Task goal:
What is the number of lines containing the word "OUTRAS"? Give that number alone.

Data shown:
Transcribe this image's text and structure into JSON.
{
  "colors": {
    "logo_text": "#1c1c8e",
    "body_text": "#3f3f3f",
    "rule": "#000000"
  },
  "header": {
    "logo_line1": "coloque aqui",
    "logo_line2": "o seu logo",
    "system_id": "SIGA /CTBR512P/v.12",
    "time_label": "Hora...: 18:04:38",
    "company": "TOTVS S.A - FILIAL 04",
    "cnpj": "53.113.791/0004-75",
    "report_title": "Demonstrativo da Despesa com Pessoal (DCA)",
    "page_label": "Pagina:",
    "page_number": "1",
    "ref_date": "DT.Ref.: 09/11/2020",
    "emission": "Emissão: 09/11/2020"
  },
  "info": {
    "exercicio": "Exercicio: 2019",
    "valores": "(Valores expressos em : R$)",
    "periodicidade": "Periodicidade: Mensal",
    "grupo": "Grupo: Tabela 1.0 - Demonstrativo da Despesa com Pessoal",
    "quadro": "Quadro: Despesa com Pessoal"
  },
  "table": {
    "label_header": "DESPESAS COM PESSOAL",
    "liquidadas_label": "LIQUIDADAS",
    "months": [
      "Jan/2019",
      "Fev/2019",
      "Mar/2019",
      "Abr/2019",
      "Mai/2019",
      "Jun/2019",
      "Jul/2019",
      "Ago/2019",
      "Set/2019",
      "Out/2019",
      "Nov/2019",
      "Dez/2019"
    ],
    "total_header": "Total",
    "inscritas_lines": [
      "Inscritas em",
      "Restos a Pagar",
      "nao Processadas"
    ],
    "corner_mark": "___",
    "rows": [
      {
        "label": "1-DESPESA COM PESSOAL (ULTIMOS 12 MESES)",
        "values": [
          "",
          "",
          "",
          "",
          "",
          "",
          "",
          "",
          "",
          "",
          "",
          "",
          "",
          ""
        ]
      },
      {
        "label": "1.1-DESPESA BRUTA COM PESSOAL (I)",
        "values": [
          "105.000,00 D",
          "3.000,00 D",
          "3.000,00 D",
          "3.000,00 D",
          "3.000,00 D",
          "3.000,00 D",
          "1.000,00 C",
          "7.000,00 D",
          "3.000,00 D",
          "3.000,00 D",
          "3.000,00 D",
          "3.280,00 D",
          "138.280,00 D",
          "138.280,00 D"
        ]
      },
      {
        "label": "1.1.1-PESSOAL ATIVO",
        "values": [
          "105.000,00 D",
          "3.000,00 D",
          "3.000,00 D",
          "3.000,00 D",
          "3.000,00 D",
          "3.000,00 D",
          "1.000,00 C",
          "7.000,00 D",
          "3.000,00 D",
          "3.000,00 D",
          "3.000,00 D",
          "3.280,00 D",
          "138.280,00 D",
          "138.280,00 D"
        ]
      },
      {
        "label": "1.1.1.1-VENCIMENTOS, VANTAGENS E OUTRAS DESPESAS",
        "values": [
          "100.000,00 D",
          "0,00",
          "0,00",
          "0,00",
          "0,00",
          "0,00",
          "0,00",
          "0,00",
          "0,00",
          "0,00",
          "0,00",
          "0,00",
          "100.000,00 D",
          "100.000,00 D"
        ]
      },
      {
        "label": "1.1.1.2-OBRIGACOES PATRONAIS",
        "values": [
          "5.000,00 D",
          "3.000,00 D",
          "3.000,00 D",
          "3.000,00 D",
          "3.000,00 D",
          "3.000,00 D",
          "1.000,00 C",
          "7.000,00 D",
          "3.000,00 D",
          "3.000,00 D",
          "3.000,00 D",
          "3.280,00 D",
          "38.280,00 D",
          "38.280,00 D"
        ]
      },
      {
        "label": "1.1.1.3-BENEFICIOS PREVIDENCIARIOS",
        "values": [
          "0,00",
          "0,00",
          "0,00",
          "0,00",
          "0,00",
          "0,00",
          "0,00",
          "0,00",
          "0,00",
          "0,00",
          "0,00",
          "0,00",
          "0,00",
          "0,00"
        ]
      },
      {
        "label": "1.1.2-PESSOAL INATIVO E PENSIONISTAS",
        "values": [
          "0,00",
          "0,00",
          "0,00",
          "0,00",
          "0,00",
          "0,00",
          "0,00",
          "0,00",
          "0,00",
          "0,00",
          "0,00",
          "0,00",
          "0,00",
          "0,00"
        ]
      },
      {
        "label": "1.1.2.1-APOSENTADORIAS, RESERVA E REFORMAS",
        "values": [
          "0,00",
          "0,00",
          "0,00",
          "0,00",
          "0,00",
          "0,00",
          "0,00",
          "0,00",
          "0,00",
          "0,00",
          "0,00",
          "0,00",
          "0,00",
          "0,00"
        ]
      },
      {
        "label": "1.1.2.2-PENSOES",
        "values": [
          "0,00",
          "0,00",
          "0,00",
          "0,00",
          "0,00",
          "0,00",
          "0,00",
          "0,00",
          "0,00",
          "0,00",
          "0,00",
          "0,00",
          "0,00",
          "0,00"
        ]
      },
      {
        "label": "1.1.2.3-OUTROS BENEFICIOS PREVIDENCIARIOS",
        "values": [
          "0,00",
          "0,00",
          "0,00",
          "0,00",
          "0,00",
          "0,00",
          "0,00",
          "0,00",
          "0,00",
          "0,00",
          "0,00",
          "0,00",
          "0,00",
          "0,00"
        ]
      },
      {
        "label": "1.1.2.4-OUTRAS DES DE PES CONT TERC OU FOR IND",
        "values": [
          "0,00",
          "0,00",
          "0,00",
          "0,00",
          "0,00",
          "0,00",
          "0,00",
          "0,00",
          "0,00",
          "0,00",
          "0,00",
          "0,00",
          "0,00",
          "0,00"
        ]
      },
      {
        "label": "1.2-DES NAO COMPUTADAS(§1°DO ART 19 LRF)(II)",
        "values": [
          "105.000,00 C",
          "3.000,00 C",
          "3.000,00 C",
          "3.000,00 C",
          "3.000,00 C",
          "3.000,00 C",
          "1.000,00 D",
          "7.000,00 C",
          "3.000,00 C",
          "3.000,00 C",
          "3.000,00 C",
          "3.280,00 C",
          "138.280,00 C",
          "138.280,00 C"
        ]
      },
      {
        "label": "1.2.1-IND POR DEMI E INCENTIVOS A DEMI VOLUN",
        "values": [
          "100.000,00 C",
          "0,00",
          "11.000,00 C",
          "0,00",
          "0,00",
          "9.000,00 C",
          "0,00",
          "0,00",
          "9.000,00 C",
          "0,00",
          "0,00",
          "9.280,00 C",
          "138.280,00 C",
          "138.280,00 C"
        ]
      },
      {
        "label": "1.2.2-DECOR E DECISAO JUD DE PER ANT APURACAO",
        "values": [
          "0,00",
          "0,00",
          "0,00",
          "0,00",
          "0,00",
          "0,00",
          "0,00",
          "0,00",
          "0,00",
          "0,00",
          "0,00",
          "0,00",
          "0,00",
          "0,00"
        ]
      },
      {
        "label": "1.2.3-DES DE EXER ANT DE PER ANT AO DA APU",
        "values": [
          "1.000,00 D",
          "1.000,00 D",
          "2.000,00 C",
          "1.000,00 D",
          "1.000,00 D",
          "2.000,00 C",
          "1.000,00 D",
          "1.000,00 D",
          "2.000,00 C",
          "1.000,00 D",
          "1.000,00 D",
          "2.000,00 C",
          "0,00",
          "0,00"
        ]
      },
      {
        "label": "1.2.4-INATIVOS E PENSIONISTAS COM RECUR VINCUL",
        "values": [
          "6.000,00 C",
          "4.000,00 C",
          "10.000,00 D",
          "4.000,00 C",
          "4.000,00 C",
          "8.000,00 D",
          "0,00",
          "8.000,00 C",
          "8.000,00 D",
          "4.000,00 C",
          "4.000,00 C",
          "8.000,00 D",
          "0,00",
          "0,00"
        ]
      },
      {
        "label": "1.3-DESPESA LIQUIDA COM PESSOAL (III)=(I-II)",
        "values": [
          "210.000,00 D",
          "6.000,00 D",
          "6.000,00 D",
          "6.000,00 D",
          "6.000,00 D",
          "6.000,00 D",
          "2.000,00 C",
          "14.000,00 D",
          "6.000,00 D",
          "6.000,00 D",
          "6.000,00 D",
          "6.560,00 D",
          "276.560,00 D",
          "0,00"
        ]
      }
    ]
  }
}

Result of the exercise:
2